[BEGIN EXTRACTED ENTRIES]

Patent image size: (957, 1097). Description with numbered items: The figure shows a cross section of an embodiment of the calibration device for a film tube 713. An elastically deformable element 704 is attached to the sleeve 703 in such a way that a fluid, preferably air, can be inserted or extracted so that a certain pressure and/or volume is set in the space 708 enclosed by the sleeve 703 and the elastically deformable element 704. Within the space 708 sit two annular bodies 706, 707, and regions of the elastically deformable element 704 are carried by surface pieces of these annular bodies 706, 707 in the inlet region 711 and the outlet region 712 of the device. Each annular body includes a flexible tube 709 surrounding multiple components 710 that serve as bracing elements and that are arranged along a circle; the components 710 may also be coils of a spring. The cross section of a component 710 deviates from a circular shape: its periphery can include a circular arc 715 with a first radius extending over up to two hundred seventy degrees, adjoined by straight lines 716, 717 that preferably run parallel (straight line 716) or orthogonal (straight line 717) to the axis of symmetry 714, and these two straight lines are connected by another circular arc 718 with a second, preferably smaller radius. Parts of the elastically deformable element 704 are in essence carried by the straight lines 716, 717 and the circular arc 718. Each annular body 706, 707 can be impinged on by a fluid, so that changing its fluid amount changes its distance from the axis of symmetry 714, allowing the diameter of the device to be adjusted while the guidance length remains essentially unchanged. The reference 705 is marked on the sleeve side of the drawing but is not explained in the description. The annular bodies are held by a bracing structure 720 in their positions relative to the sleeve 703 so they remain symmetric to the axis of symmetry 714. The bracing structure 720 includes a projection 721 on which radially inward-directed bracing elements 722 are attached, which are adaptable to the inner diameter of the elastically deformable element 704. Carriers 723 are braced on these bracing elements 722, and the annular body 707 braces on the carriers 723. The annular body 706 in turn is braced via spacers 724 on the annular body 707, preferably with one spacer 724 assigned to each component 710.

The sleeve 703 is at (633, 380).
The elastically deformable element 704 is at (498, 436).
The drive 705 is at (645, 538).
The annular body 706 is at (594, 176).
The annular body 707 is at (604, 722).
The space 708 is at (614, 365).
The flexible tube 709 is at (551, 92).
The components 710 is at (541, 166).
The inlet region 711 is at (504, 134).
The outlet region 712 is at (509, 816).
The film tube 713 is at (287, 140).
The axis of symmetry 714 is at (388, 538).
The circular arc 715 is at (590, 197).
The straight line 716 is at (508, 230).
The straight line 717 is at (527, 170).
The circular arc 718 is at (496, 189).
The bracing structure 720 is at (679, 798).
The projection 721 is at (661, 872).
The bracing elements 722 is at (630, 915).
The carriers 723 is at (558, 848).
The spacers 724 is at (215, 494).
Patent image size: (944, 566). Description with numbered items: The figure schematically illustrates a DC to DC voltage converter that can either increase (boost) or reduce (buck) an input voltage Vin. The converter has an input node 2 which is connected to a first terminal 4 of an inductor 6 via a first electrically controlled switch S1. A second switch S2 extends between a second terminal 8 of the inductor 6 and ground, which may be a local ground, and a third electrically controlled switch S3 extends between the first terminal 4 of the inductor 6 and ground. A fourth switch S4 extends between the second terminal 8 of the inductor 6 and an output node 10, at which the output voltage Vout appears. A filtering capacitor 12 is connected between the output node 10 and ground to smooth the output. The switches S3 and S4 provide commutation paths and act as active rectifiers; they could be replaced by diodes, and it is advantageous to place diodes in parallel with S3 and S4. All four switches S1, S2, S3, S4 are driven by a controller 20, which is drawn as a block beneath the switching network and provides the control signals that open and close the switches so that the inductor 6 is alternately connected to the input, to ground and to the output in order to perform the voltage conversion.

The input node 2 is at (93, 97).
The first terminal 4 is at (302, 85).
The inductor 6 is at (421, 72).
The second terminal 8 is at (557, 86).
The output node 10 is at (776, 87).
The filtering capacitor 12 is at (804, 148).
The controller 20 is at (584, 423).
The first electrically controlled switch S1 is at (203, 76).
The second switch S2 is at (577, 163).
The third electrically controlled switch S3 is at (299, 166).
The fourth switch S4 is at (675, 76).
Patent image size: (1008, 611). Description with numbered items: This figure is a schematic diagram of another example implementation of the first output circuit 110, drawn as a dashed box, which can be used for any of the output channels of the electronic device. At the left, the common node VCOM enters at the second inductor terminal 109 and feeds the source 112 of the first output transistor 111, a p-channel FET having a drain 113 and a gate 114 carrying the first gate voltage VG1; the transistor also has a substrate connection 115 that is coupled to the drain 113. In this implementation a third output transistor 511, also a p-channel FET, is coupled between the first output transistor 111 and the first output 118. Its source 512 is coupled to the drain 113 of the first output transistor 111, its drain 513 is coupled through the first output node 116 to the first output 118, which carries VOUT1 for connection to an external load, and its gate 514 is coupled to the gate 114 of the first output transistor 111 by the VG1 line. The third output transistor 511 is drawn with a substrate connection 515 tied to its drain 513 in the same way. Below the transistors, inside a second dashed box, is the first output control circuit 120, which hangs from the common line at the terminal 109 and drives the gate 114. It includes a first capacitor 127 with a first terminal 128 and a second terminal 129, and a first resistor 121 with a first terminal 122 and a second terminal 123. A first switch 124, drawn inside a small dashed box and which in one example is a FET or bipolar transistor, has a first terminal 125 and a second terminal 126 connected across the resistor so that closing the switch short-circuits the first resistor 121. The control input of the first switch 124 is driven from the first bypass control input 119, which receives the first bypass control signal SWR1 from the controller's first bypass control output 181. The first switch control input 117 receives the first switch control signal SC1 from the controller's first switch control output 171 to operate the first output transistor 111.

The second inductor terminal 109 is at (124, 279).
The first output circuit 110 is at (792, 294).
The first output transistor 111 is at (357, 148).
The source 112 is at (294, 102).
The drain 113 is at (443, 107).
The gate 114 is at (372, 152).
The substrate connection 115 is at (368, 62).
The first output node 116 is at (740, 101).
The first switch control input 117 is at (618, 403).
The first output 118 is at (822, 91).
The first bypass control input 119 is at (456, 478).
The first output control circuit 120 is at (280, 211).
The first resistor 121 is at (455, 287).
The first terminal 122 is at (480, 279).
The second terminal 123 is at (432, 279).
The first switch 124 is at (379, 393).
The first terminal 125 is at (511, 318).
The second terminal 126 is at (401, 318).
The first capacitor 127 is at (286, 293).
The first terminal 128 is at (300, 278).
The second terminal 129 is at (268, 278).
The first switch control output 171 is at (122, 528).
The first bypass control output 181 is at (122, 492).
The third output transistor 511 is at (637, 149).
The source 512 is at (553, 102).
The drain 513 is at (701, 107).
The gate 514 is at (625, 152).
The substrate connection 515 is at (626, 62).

[END EXTRACTED ENTRIES]

Duplicate every line of all the items above word for word, with no changes.

Patent image size: (957, 1097). Description with numbered items: The figure shows a cross section of an embodiment of the calibration device for a film tube 713. An elastically deformable element 704 is attached to the sleeve 703 in such a way that a fluid, preferably air, can be inserted or extracted so that a certain pressure and/or volume is set in the space 708 enclosed by the sleeve 703 and the elastically deformable element 704. Within the space 708 sit two annular bodies 706, 707, and regions of the elastically deformable element 704 are carried by surface pieces of these annular bodies 706, 707 in the inlet region 711 and the outlet region 712 of the device. Each annular body includes a flexible tube 709 surrounding multiple components 710 that serve as bracing elements and that are arranged along a circle; the components 710 may also be coils of a spring. The cross section of a component 710 deviates from a circular shape: its periphery can include a circular arc 715 with a first radius extending over up to two hundred seventy degrees, adjoined by straight lines 716, 717 that preferably run parallel (straight line 716) or orthogonal (straight line 717) to the axis of symmetry 714, and these two straight lines are connected by another circular arc 718 with a second, preferably smaller radius. Parts of the elastically deformable element 704 are in essence carried by the straight lines 716, 717 and the circular arc 718. Each annular body 706, 707 can be impinged on by a fluid, so that changing its fluid amount changes its distance from the axis of symmetry 714, allowing the diameter of the device to be adjusted while the guidance length remains essentially unchanged. The reference 705 is marked on the sleeve side of the drawing but is not explained in the description. The annular bodies are held by a bracing structure 720 in their positions relative to the sleeve 703 so they remain symmetric to the axis of symmetry 714. The bracing structure 720 includes a projection 721 on which radially inward-directed bracing elements 722 are attached, which are adaptable to the inner diameter of the elastically deformable element 704. Carriers 723 are braced on these bracing elements 722, and the annular body 707 braces on the carriers 723. The annular body 706 in turn is braced via spacers 724 on the annular body 707, preferably with one spacer 724 assigned to each component 710.

The sleeve 703 is at (633, 380).
The elastically deformable element 704 is at (498, 436).
The drive 705 is at (645, 538).
The annular body 706 is at (594, 176).
The annular body 707 is at (604, 722).
The space 708 is at (614, 365).
The flexible tube 709 is at (551, 92).
The components 710 is at (541, 166).
The inlet region 711 is at (504, 134).
The outlet region 712 is at (509, 816).
The film tube 713 is at (287, 140).
The axis of symmetry 714 is at (388, 538).
The circular arc 715 is at (590, 197).
The straight line 716 is at (508, 230).
The straight line 717 is at (527, 170).
The circular arc 718 is at (496, 189).
The bracing structure 720 is at (679, 798).
The projection 721 is at (661, 872).
The bracing elements 722 is at (630, 915).
The carriers 723 is at (558, 848).
The spacers 724 is at (215, 494).
Patent image size: (944, 566). Description with numbered items: The figure schematically illustrates a DC to DC voltage converter that can either increase (boost) or reduce (buck) an input voltage Vin. The converter has an input node 2 which is connected to a first terminal 4 of an inductor 6 via a first electrically controlled switch S1. A second switch S2 extends between a second terminal 8 of the inductor 6 and ground, which may be a local ground, and a third electrically controlled switch S3 extends between the first terminal 4 of the inductor 6 and ground. A fourth switch S4 extends between the second terminal 8 of the inductor 6 and an output node 10, at which the output voltage Vout appears. A filtering capacitor 12 is connected between the output node 10 and ground to smooth the output. The switches S3 and S4 provide commutation paths and act as active rectifiers; they could be replaced by diodes, and it is advantageous to place diodes in parallel with S3 and S4. All four switches S1, S2, S3, S4 are driven by a controller 20, which is drawn as a block beneath the switching network and provides the control signals that open and close the switches so that the inductor 6 is alternately connected to the input, to ground and to the output in order to perform the voltage conversion.

The input node 2 is at (93, 97).
The first terminal 4 is at (302, 85).
The inductor 6 is at (421, 72).
The second terminal 8 is at (557, 86).
The output node 10 is at (776, 87).
The filtering capacitor 12 is at (804, 148).
The controller 20 is at (584, 423).
The first electrically controlled switch S1 is at (203, 76).
The second switch S2 is at (577, 163).
The third electrically controlled switch S3 is at (299, 166).
The fourth switch S4 is at (675, 76).
Patent image size: (1008, 611). Description with numbered items: This figure is a schematic diagram of another example implementation of the first output circuit 110, drawn as a dashed box, which can be used for any of the output channels of the electronic device. At the left, the common node VCOM enters at the second inductor terminal 109 and feeds the source 112 of the first output transistor 111, a p-channel FET having a drain 113 and a gate 114 carrying the first gate voltage VG1; the transistor also has a substrate connection 115 that is coupled to the drain 113. In this implementation a third output transistor 511, also a p-channel FET, is coupled between the first output transistor 111 and the first output 118. Its source 512 is coupled to the drain 113 of the first output transistor 111, its drain 513 is coupled through the first output node 116 to the first output 118, which carries VOUT1 for connection to an external load, and its gate 514 is coupled to the gate 114 of the first output transistor 111 by the VG1 line. The third output transistor 511 is drawn with a substrate connection 515 tied to its drain 513 in the same way. Below the transistors, inside a second dashed box, is the first output control circuit 120, which hangs from the common line at the terminal 109 and drives the gate 114. It includes a first capacitor 127 with a first terminal 128 and a second terminal 129, and a first resistor 121 with a first terminal 122 and a second terminal 123. A first switch 124, drawn inside a small dashed box and which in one example is a FET or bipolar transistor, has a first terminal 125 and a second terminal 126 connected across the resistor so that closing the switch short-circuits the first resistor 121. The control input of the first switch 124 is driven from the first bypass control input 119, which receives the first bypass control signal SWR1 from the controller's first bypass control output 181. The first switch control input 117 receives the first switch control signal SC1 from the controller's first switch control output 171 to operate the first output transistor 111.

The second inductor terminal 109 is at (124, 279).
The first output circuit 110 is at (792, 294).
The first output transistor 111 is at (357, 148).
The source 112 is at (294, 102).
The drain 113 is at (443, 107).
The gate 114 is at (372, 152).
The substrate connection 115 is at (368, 62).
The first output node 116 is at (740, 101).
The first switch control input 117 is at (618, 403).
The first output 118 is at (822, 91).
The first bypass control input 119 is at (456, 478).
The first output control circuit 120 is at (280, 211).
The first resistor 121 is at (455, 287).
The first terminal 122 is at (480, 279).
The second terminal 123 is at (432, 279).
The first switch 124 is at (379, 393).
The first terminal 125 is at (511, 318).
The second terminal 126 is at (401, 318).
The first capacitor 127 is at (286, 293).
The first terminal 128 is at (300, 278).
The second terminal 129 is at (268, 278).
The first switch control output 171 is at (122, 528).
The first bypass control output 181 is at (122, 492).
The third output transistor 511 is at (637, 149).
The source 512 is at (553, 102).
The drain 513 is at (701, 107).
The gate 514 is at (625, 152).
The substrate connection 515 is at (626, 62).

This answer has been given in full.